**Written request**
Rewrite the Arsenal blog post below from "Tomorrow Belongs to" to "current ragged procession.", putting "campaign" wherever "season" appears.

Tuesday, 3 September 2013

Tomorrow Belongs to Me(sut)

I've deliberately avoided commenting on Arsenal since the end of last season, and am even now wondering if it is still too early to make any sort of reasoned judgement (6 league games in was my mental target before the season began), but the closure of the transfer window seems an appropriate time to make a few observations (the fans who chanted "spend some fucking money" during the Villa debacle were a tad premature). The first observation is that the window is helping, along with UEFA qualifiers and staggered games, to blur the sense of a definite start to the season. I'm not a traditionalist, but I would prefer all the opening fixtures to kick-off at 3pm on the first Saturday, and for the transfer window to have closed, so we have a real sense of a beginning, rather than the current ragged procession.

Paul Lambert looks like he may be able to fashion a mid-table team out of last season's relegation-flirters, but Villa's victory at the Emirates owed as much to Arsenal's slow start as their own hard work. The goals arose from mistakes by two of our better players, Wilshere and Cazorla, neither of whom looked fully match-fit. Generally the team were a fraction too slow and appeared to be still in pre-season mode. Fears that this might be 2011 all over again were allayed by hard-working victories over Fulham and Spurs, interspersed with a highly professional two-legged performance against Fenerbahce in the Champions League qualifier.

The victory over the Lilywhites left everyone feeling much more bullish, in no small measure because it highlighted the value of team familiarity, in the face of the neighbours' transfer splurge, and the rewards for patience, notably in the case of Aaron Ramsey. As I suggested back in May, our prospects for this season would be as much about who didn't leave in the summer as who arrived. In the event, Wenger deserves credit for moving on a lot of stale players (8 former first-team squad members), though this is being drowned-out by chuntering over the paucity of replacements: no new experienced striker or central defender. The signing of Mesut Ozil has lifted spirits, but some fans question whether we need another attacking midfielder.

I think this indicates that too many are still stuck with the old paradigm in which the front and back lines have equal weight with the middle. What the world record fees for Ronaldo and Bale should indicate is that attacking midfielders are the key to successful teams. In fact, the world record hasn't been held by a striker since Hernan Crespo in 2000. Arsenal were unwilling to meet Real Madrid's valuation of £30m for Higuain, and I suspect that £40m for Suarez wasn't far off their maximum bid (another tenner, perhaps). However, £42.5m for Ozil looks like an intelligent investment.

**Supplied data**
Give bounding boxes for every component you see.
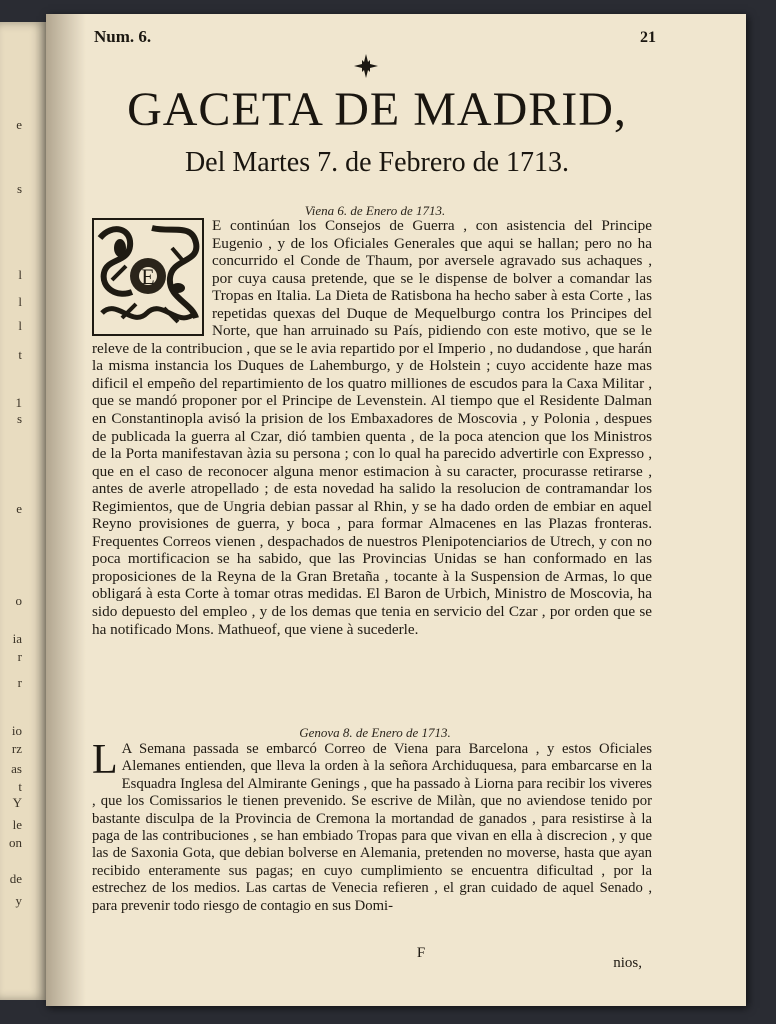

**Full answer**
Tomorrow Belongs to Me(sut)

I've deliberately avoided commenting on Arsenal since the end of last campaign, and am even now wondering if it is still too early to make any sort of reasoned judgement (6 league games in was my mental target before the campaign began), but the closure of the transfer window seems an appropriate time to make a few observations (the fans who chanted "spend some fucking money" during the Villa debacle were a tad premature). The first observation is that the window is helping, along with UEFA qualifiers and staggered games, to blur the sense of a definite start to the campaign. I'm not a traditionalist, but I would prefer all the opening fixtures to kick-off at 3pm on the first Saturday, and for the transfer window to have closed, so we have a real sense of a beginning, rather than the current ragged procession.